What you are asked to do
Look for "name" in the listing below. Gather each line that contains it.

Material to process

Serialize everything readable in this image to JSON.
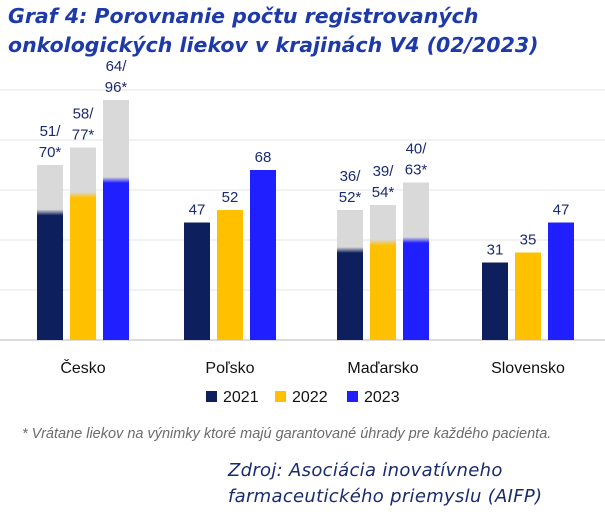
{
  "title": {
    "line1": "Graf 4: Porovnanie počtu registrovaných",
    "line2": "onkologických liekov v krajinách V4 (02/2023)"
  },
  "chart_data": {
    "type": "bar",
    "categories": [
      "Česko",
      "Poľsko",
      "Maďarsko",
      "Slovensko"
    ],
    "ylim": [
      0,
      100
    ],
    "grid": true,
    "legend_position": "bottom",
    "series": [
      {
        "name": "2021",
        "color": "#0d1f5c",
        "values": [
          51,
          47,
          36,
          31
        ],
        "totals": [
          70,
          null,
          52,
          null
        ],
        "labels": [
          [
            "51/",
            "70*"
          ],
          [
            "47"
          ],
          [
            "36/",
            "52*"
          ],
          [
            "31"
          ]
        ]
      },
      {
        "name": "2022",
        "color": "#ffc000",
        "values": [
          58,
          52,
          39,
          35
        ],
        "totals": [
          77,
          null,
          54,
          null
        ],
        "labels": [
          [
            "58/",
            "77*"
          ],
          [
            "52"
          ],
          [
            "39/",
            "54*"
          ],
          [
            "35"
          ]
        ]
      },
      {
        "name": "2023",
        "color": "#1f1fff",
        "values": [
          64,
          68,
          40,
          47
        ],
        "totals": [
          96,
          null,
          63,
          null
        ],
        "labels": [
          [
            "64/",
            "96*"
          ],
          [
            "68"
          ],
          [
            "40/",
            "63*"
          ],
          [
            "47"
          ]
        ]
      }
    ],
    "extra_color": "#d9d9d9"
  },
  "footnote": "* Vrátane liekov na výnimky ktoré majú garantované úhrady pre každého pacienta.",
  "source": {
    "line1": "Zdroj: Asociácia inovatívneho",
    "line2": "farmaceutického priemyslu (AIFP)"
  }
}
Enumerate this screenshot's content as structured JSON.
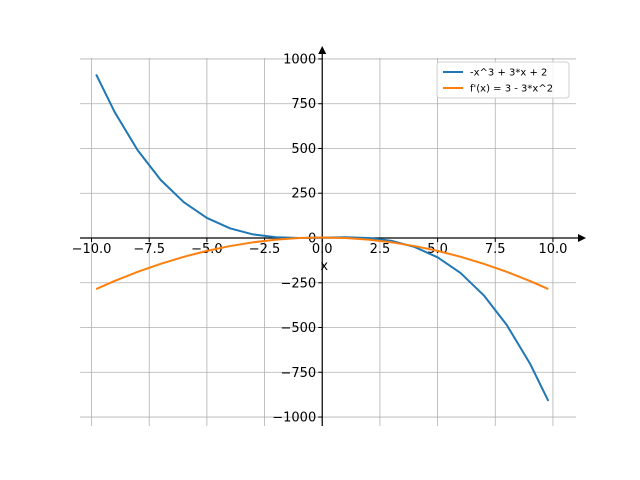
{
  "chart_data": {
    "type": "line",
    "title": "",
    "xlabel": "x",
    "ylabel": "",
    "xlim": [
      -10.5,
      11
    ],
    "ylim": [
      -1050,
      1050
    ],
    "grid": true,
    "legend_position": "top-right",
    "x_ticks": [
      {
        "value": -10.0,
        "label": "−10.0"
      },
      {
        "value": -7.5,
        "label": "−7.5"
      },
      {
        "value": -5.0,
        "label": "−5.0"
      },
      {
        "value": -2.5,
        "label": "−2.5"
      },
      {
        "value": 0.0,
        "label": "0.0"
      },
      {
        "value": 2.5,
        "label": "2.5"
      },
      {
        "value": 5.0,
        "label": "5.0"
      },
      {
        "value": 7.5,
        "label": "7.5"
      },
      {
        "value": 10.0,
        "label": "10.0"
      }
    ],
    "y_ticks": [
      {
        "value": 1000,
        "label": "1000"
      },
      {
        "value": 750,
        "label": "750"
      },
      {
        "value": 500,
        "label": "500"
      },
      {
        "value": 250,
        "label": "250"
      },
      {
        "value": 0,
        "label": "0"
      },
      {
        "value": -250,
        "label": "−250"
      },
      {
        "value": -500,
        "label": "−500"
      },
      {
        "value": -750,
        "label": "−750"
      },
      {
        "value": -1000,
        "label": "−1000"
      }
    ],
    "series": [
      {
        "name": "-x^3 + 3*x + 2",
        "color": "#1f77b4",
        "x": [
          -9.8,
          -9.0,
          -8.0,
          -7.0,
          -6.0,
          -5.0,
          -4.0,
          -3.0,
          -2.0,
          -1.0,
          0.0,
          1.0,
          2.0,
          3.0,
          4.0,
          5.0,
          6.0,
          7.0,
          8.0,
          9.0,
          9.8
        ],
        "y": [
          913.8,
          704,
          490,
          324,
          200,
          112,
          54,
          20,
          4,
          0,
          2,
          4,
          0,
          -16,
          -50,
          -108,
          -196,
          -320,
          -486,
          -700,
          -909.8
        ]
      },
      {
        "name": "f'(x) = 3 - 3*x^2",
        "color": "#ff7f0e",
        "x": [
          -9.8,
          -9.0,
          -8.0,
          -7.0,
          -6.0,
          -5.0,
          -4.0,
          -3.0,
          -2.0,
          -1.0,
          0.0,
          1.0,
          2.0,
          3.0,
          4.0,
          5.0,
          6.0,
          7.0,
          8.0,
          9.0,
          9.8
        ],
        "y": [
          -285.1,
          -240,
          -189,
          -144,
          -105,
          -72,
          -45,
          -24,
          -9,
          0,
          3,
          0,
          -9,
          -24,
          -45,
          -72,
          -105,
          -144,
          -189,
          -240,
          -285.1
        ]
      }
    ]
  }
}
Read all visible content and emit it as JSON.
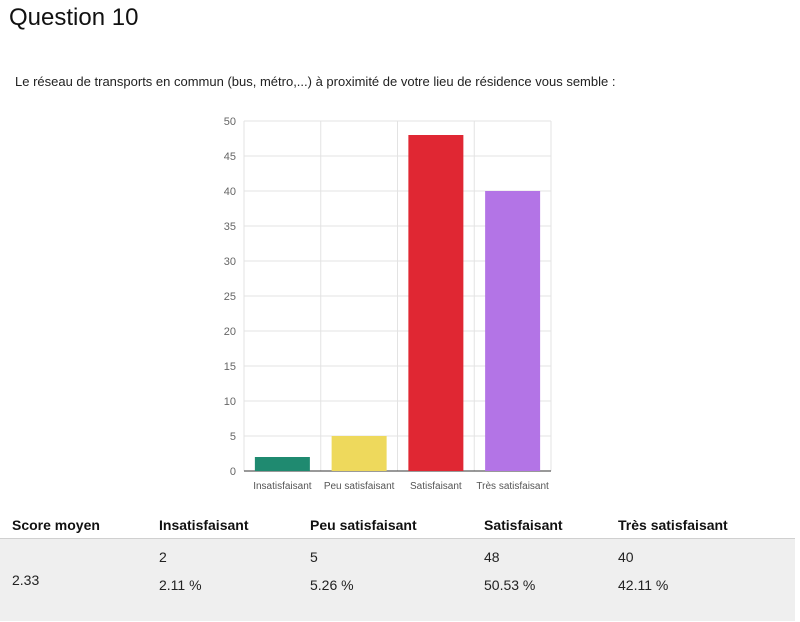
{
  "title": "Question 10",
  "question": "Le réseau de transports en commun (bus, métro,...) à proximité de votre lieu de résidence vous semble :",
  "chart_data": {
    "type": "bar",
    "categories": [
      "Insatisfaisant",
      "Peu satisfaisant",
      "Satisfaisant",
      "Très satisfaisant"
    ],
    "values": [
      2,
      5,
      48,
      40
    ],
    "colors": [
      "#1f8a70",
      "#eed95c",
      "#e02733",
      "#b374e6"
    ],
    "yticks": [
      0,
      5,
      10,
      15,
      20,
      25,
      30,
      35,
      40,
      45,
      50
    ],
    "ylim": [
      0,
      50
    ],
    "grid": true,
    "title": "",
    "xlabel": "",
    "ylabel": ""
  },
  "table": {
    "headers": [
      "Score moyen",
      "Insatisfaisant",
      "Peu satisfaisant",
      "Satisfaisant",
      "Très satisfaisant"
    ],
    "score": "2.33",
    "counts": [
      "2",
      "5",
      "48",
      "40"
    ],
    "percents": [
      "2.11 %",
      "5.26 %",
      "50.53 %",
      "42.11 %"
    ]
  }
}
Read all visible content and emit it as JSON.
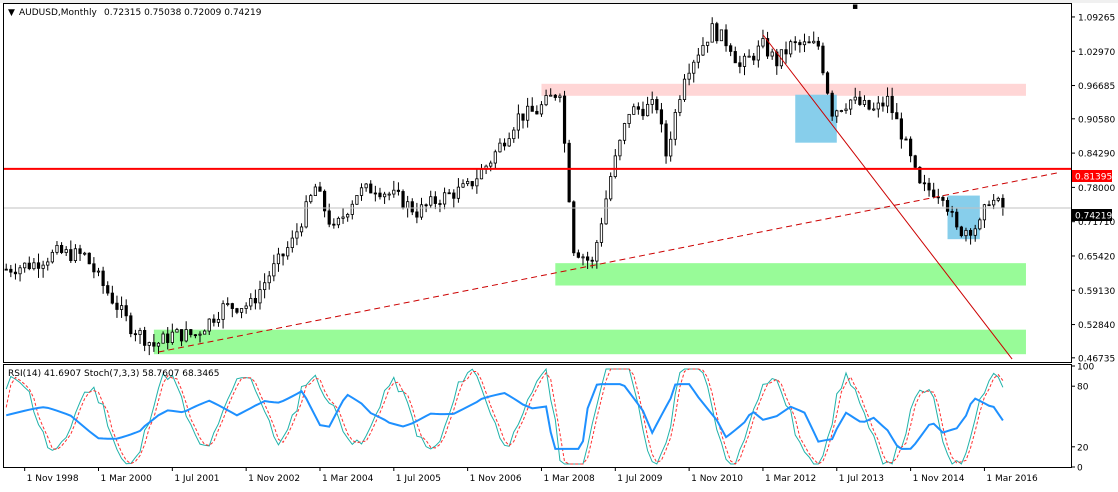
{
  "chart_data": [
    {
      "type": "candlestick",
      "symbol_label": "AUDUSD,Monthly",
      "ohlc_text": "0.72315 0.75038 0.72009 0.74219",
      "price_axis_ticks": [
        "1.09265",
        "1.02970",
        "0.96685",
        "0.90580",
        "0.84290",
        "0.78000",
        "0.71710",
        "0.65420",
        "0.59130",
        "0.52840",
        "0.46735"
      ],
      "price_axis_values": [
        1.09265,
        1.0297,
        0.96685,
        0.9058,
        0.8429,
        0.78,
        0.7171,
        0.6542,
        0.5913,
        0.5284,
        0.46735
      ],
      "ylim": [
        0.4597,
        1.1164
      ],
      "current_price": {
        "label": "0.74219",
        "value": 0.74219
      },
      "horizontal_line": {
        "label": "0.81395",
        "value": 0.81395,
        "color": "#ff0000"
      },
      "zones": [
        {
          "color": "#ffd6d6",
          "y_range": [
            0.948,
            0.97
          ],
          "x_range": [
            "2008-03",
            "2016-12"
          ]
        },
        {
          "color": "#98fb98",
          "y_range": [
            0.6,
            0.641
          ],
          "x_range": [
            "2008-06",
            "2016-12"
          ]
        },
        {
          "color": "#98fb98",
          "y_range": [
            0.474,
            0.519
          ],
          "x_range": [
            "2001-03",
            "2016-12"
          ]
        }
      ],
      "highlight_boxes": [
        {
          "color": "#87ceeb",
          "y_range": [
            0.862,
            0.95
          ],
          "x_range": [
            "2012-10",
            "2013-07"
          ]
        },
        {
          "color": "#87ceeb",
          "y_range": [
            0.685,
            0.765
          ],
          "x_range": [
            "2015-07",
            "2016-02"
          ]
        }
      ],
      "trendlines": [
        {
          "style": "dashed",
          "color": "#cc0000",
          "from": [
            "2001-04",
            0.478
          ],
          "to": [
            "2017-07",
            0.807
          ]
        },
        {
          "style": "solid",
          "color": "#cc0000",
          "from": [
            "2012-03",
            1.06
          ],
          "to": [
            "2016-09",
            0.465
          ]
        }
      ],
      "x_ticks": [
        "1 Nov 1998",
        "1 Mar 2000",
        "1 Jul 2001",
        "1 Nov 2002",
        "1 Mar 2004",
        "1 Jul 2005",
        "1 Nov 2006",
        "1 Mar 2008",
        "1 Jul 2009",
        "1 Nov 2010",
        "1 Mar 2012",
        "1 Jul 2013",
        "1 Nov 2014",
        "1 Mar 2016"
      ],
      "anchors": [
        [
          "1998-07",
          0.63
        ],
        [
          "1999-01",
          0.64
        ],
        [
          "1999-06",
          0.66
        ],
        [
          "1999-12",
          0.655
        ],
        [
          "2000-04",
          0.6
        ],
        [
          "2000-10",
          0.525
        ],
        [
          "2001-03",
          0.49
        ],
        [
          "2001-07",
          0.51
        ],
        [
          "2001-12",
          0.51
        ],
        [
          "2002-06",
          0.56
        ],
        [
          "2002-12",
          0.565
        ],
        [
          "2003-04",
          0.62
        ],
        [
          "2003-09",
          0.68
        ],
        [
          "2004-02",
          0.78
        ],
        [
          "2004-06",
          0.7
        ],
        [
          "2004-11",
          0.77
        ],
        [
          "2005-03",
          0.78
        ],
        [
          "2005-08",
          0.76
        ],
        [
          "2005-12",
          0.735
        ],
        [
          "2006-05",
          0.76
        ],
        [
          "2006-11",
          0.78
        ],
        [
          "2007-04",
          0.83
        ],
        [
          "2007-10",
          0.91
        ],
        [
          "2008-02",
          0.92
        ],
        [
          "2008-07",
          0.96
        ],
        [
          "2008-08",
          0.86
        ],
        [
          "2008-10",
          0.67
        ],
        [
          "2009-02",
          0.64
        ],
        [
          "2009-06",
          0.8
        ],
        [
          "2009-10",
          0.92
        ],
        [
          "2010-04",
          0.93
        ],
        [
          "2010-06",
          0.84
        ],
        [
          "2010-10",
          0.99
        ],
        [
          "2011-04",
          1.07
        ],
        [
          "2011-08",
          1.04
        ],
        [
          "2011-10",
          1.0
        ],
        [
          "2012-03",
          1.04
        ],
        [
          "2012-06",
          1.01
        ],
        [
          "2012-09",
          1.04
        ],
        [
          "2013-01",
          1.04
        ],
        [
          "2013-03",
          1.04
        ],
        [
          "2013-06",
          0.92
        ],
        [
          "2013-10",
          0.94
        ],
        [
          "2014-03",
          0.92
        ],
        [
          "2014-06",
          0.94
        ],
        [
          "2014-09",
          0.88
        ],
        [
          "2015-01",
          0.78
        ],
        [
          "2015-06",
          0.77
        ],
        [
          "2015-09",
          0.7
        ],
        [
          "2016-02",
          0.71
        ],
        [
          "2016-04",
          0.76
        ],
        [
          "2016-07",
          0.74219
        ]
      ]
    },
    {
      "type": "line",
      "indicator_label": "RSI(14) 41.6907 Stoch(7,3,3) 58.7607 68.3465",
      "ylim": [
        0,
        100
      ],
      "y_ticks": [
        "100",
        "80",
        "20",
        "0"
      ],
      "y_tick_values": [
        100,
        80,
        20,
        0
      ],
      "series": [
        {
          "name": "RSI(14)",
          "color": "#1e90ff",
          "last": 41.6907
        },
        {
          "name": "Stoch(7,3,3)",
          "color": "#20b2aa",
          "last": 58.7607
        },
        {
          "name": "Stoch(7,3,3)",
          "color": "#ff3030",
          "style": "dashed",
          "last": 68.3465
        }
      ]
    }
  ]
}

Correct output
        "name": "2021",
        "name": "2022",
        "name": "2023",
        "name": "-x^3 + 3*x + 2",
        "name": "f'(x) = 3 - 3*x^2",
          "name": "RSI(14)",
          "name": "Stoch(7,3,3)",
          "name": "Stoch(7,3,3)",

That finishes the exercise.